• _Exercise task_:
Counting only lines that hold "населенія", give the total and nothing more.

-- start of Records --

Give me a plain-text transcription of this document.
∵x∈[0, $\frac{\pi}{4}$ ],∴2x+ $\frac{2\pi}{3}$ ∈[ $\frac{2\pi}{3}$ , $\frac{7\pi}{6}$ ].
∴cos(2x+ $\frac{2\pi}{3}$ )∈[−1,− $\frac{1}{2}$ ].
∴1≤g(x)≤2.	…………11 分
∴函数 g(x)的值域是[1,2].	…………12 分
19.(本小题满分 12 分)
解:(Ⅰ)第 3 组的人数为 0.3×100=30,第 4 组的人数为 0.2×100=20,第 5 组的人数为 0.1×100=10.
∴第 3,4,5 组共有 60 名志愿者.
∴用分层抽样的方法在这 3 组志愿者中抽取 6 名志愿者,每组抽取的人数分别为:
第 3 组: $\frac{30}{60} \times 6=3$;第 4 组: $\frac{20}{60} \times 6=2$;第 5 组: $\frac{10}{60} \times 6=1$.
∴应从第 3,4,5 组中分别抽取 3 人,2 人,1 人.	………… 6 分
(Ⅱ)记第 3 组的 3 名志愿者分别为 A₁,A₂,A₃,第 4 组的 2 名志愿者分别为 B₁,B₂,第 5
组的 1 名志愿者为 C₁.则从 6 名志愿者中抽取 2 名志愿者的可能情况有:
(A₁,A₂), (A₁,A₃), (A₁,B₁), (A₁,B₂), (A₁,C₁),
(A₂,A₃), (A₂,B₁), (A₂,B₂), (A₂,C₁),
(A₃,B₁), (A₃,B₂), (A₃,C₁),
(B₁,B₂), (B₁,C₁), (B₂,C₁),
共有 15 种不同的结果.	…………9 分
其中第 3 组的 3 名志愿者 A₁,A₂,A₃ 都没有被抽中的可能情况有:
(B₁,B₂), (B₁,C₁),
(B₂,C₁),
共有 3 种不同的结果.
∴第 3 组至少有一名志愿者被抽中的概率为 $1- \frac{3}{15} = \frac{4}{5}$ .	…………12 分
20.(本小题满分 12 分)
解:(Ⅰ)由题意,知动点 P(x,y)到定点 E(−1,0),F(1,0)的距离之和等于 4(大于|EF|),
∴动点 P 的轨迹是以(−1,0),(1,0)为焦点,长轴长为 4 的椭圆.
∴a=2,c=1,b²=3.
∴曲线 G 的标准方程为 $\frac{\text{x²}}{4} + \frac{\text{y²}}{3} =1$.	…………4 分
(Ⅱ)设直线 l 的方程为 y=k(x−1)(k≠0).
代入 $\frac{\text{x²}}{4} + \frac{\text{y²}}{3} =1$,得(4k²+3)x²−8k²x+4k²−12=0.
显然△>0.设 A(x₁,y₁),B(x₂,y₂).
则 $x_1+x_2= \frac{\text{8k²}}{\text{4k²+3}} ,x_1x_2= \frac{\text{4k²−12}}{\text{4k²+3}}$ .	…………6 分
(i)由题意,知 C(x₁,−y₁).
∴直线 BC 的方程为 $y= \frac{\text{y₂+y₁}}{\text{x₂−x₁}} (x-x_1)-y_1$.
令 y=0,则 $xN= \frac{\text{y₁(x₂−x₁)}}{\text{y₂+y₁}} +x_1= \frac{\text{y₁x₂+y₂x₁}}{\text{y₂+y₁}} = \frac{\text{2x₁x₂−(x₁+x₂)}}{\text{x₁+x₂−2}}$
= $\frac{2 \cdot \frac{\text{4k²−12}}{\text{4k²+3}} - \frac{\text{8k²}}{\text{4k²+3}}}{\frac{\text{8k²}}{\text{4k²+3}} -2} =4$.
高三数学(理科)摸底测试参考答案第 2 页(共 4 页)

-- end of Records --
-- start of Records --

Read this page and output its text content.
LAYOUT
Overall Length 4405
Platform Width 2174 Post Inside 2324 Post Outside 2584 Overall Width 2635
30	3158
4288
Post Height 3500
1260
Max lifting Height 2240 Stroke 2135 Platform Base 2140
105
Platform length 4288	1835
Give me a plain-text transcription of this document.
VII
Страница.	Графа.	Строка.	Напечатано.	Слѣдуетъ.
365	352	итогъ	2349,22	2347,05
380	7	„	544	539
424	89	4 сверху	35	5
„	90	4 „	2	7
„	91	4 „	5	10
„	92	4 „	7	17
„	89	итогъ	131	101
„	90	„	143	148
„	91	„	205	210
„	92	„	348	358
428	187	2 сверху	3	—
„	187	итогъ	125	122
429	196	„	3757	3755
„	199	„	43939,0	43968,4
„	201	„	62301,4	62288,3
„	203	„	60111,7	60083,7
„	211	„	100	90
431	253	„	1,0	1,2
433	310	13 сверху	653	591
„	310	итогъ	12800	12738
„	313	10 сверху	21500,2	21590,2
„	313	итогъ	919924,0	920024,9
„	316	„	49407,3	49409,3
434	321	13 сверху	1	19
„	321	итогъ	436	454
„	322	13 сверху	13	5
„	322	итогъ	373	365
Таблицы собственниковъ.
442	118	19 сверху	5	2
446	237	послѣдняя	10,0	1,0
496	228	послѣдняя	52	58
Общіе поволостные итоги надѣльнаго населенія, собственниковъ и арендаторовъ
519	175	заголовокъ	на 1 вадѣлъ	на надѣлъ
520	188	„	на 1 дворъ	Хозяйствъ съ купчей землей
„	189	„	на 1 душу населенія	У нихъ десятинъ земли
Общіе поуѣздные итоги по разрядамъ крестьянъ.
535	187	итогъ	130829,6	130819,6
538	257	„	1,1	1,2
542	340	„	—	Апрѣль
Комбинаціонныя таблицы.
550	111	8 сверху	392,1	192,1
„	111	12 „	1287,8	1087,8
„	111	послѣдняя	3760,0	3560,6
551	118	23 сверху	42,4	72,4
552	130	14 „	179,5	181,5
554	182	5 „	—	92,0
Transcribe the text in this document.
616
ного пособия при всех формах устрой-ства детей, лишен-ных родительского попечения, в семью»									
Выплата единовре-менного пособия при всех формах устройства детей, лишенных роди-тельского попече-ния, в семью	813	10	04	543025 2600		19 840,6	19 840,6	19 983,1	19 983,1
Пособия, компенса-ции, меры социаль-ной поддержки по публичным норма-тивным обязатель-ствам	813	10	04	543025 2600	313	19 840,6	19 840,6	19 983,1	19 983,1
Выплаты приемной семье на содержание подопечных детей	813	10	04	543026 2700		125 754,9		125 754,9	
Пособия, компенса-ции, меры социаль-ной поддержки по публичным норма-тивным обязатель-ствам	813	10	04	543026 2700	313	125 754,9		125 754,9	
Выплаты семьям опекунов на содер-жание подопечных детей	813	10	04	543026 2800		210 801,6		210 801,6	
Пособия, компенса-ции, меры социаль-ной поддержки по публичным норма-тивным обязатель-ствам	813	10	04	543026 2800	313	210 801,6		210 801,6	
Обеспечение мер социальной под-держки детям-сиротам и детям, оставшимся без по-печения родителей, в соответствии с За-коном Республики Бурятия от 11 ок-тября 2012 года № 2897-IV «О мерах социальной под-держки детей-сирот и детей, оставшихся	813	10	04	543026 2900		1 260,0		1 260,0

-- end of Records --
-- start of Records --

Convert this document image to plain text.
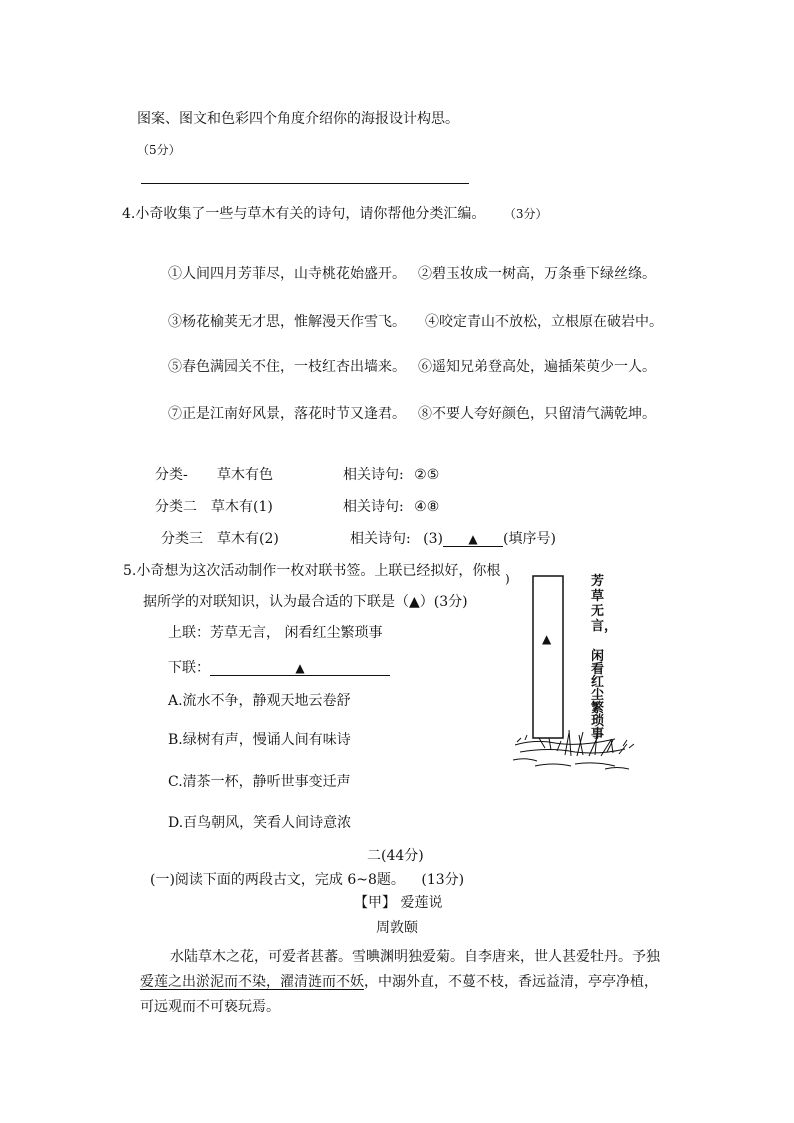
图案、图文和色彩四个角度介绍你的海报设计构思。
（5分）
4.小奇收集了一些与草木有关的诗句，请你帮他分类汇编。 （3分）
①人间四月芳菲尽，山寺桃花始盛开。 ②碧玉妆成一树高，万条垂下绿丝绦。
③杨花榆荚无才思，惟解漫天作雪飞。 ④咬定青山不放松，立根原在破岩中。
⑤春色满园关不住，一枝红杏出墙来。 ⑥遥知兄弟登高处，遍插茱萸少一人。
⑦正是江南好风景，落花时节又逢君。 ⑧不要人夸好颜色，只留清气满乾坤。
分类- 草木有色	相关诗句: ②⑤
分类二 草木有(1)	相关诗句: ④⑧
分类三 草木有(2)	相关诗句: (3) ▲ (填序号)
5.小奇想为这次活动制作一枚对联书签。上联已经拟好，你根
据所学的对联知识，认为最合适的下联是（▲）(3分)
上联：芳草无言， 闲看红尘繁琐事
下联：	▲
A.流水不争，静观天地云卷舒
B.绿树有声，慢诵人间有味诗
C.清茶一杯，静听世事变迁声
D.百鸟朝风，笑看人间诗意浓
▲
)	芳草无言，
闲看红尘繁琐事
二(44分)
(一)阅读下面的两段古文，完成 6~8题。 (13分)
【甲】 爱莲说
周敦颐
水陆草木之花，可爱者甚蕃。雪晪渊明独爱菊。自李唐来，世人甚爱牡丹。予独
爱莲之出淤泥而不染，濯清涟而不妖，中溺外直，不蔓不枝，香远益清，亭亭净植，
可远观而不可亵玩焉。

-- end of Records --

• _Answer to this exercise_:
2